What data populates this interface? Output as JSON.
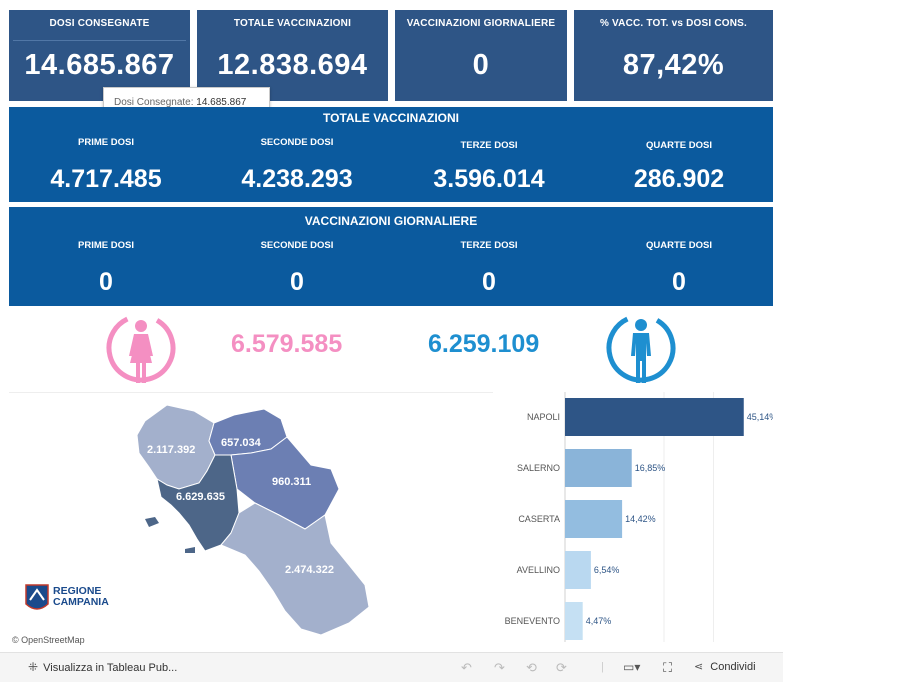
{
  "kpis": [
    {
      "label": "DOSI  CONSEGNATE",
      "value": "14.685.867"
    },
    {
      "label": "TOTALE VACCINAZIONI",
      "value": "12.838.694"
    },
    {
      "label": "VACCINAZIONI GIORNALIERE",
      "value": "0"
    },
    {
      "label": "% VACC. TOT. vs DOSI CONS.",
      "value": "87,42%"
    }
  ],
  "tooltip": {
    "label": "Dosi Consegnate:",
    "value": "14.685.867"
  },
  "totale": {
    "title": "TOTALE VACCINAZIONI",
    "items": [
      {
        "label": "PRIME DOSI",
        "value": "4.717.485"
      },
      {
        "label": "SECONDE DOSI",
        "value": "4.238.293"
      },
      {
        "label": "TERZE DOSI",
        "value": "3.596.014"
      },
      {
        "label": "QUARTE DOSI",
        "value": "286.902"
      }
    ]
  },
  "giornaliere": {
    "title": "VACCINAZIONI GIORNALIERE",
    "items": [
      {
        "label": "PRIME DOSI",
        "value": "0"
      },
      {
        "label": "SECONDE DOSI",
        "value": "0"
      },
      {
        "label": "TERZE DOSI",
        "value": "0"
      },
      {
        "label": "QUARTE DOSI",
        "value": "0"
      }
    ]
  },
  "gender": {
    "female_value": "6.579.585",
    "male_value": "6.259.109",
    "female_color": "#f48fc2",
    "male_color": "#1e8fd0",
    "female_icon": "female-icon",
    "male_icon": "male-icon"
  },
  "map": {
    "labels": [
      "2.117.392",
      "657.034",
      "960.311",
      "6.629.635",
      "2.474.322"
    ],
    "logo_line1": "REGIONE",
    "logo_line2": "CAMPANIA",
    "attribution": "© OpenStreetMap"
  },
  "chart_data": {
    "type": "bar",
    "orientation": "horizontal",
    "categories": [
      "NAPOLI",
      "SALERNO",
      "CASERTA",
      "AVELLINO",
      "BENEVENTO"
    ],
    "values": [
      45.14,
      16.85,
      14.42,
      6.54,
      4.47
    ],
    "value_labels": [
      "45,14%",
      "16,85%",
      "14,42%",
      "6,54%",
      "4,47%"
    ],
    "unit": "%",
    "xlim": [
      0,
      50
    ],
    "colors": [
      "#2e5586",
      "#8ab4d9",
      "#93bde0",
      "#b9d8f0",
      "#c5e0f3"
    ]
  },
  "toolbar": {
    "view_label": "Visualizza in Tableau Pub...",
    "share_label": "Condividi"
  }
}
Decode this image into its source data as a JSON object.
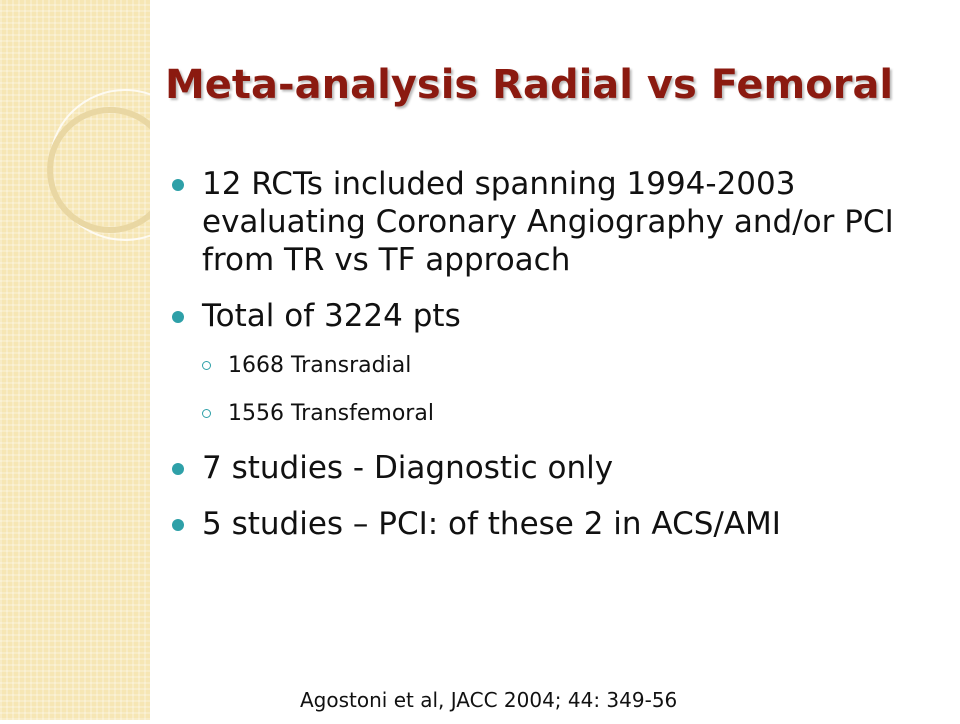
{
  "title": "Meta-analysis Radial vs Femoral",
  "bullets": [
    {
      "text": "12 RCTs included spanning 1994-2003 evaluating Coronary Angiography and/or PCI from TR vs TF approach",
      "level": 1
    },
    {
      "text": "Total of 3224 pts",
      "level": 1
    },
    {
      "text": "1668 Transradial",
      "level": 2
    },
    {
      "text": "1556 Transfemoral",
      "level": 2
    },
    {
      "text": "7 studies - Diagnostic only",
      "level": 1
    },
    {
      "text": "5 studies – PCI: of these 2 in ACS/AMI",
      "level": 1
    }
  ],
  "citation": "Agostoni et al, JACC 2004; 44: 349-56"
}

====================

**PROBLEM DESCRIPTION**
Quote the preceding listing precisely and completely, omitting its images.

**WRITTEN REPLY**
What data populates this interface? Output as JSON.
{
  "kpis": [
    {
      "label": "DOSI  CONSEGNATE",
      "value": "14.685.867"
    },
    {
      "label": "TOTALE VACCINAZIONI",
      "value": "12.838.694"
    },
    {
      "label": "VACCINAZIONI GIORNALIERE",
      "value": "0"
    },
    {
      "label": "% VACC. TOT. vs DOSI CONS.",
      "value": "87,42%"
    }
  ],
  "tooltip": {
    "label": "Dosi Consegnate:",
    "value": "14.685.867"
  },
  "totale": {
    "title": "TOTALE VACCINAZIONI",
    "items": [
      {
        "label": "PRIME DOSI",
        "value": "4.717.485"
      },
      {
        "label": "SECONDE DOSI",
        "value": "4.238.293"
      },
      {
        "label": "TERZE DOSI",
        "value": "3.596.014"
      },
      {
        "label": "QUARTE DOSI",
        "value": "286.902"
      }
    ]
  },
  "giornaliere": {
    "title": "VACCINAZIONI GIORNALIERE",
    "items": [
      {
        "label": "PRIME DOSI",
        "value": "0"
      },
      {
        "label": "SECONDE DOSI",
        "value": "0"
      },
      {
        "label": "TERZE DOSI",
        "value": "0"
      },
      {
        "label": "QUARTE DOSI",
        "value": "0"
      }
    ]
  },
  "gender": {
    "female_value": "6.579.585",
    "male_value": "6.259.109",
    "female_color": "#f48fc2",
    "male_color": "#1e8fd0",
    "female_icon": "female-icon",
    "male_icon": "male-icon"
  },
  "map": {
    "labels": [
      "2.117.392",
      "657.034",
      "960.311",
      "6.629.635",
      "2.474.322"
    ],
    "logo_line1": "REGIONE",
    "logo_line2": "CAMPANIA",
    "attribution": "© OpenStreetMap"
  },
  "chart_data": {
    "type": "bar",
    "orientation": "horizontal",
    "categories": [
      "NAPOLI",
      "SALERNO",
      "CASERTA",
      "AVELLINO",
      "BENEVENTO"
    ],
    "values": [
      45.14,
      16.85,
      14.42,
      6.54,
      4.47
    ],
    "value_labels": [
      "45,14%",
      "16,85%",
      "14,42%",
      "6,54%",
      "4,47%"
    ],
    "unit": "%",
    "xlim": [
      0,
      50
    ],
    "colors": [
      "#2e5586",
      "#8ab4d9",
      "#93bde0",
      "#b9d8f0",
      "#c5e0f3"
    ]
  },
  "toolbar": {
    "view_label": "Visualizza in Tableau Pub...",
    "share_label": "Condividi"
  }
}
Decode this image into its source data as a JSON object.
{
  "title": "Meta-analysis Radial vs Femoral",
  "bullets": [
    {
      "text": "12 RCTs included spanning 1994-2003 evaluating Coronary Angiography and/or PCI from TR vs TF approach",
      "level": 1
    },
    {
      "text": "Total of 3224 pts",
      "level": 1
    },
    {
      "text": "1668 Transradial",
      "level": 2
    },
    {
      "text": "1556 Transfemoral",
      "level": 2
    },
    {
      "text": "7 studies - Diagnostic only",
      "level": 1
    },
    {
      "text": "5 studies – PCI: of these 2 in ACS/AMI",
      "level": 1
    }
  ],
  "citation": "Agostoni et al, JACC 2004; 44: 349-56"
}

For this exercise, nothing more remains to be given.